__WRITTEN TASK__: Images must not appear in your copy; reproduce every other part of the records exactly.

Recorded data:
□ □ □ □ □
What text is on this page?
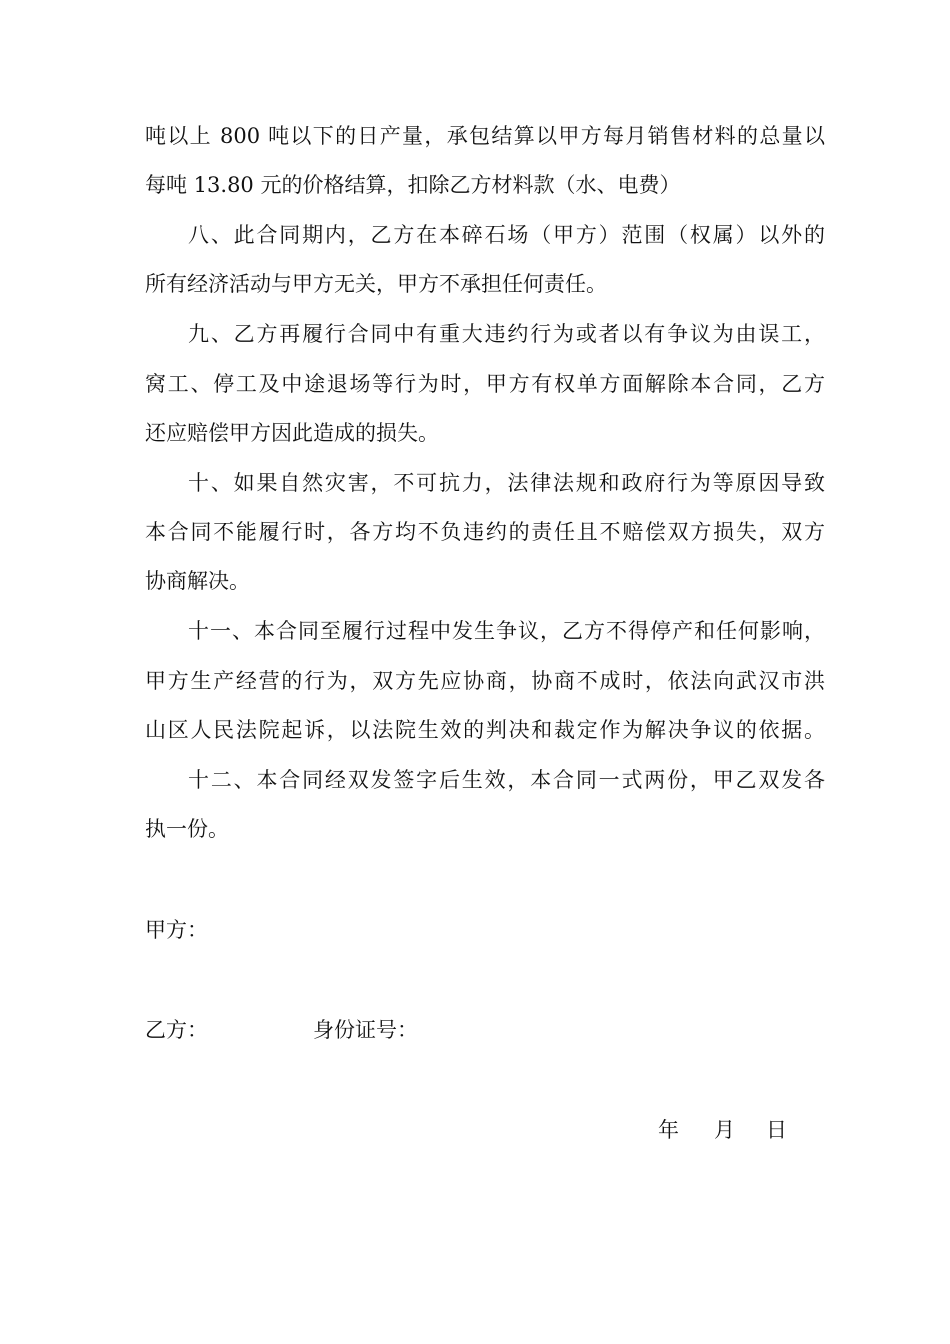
吨以上 800 吨以下的日产量，承包结算以甲方每月销售材料的总量以
每吨 13.80 元的价格结算，扣除乙方材料款（水、电费）
八、此合同期内，乙方在本碎石场（甲方）范围（权属）以外的
所有经济活动与甲方无关，甲方不承担任何责任。
九、乙方再履行合同中有重大违约行为或者以有争议为由误工，
窝工、停工及中途退场等行为时，甲方有权单方面解除本合同，乙方
还应赔偿甲方因此造成的损失。
十、如果自然灾害，不可抗力，法律法规和政府行为等原因导致
本合同不能履行时，各方均不负违约的责任且不赔偿双方损失，双方
协商解决。
十一、本合同至履行过程中发生争议，乙方不得停产和任何影响，
甲方生产经营的行为，双方先应协商，协商不成时，依法向武汉市洪
山区人民法院起诉，以法院生效的判决和裁定作为解决争议的依据。
十二、本合同经双发签字后生效，本合同一式两份，甲乙双发各
执一份。
甲方：
乙方：	身份证号：
年 月 日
□ □ □ □ □
__WORKED ANSWER__:
What text is on this page?
吨以上 800 吨以下的日产量，承包结算以甲方每月销售材料的总量以
每吨 13.80 元的价格结算，扣除乙方材料款（水、电费）
八、此合同期内，乙方在本碎石场（甲方）范围（权属）以外的
所有经济活动与甲方无关，甲方不承担任何责任。
九、乙方再履行合同中有重大违约行为或者以有争议为由误工，
窝工、停工及中途退场等行为时，甲方有权单方面解除本合同，乙方
还应赔偿甲方因此造成的损失。
十、如果自然灾害，不可抗力，法律法规和政府行为等原因导致
本合同不能履行时，各方均不负违约的责任且不赔偿双方损失，双方
协商解决。
十一、本合同至履行过程中发生争议，乙方不得停产和任何影响，
甲方生产经营的行为，双方先应协商，协商不成时，依法向武汉市洪
山区人民法院起诉，以法院生效的判决和裁定作为解决争议的依据。
十二、本合同经双发签字后生效，本合同一式两份，甲乙双发各
执一份。
甲方：
乙方：	身份证号：
年 月 日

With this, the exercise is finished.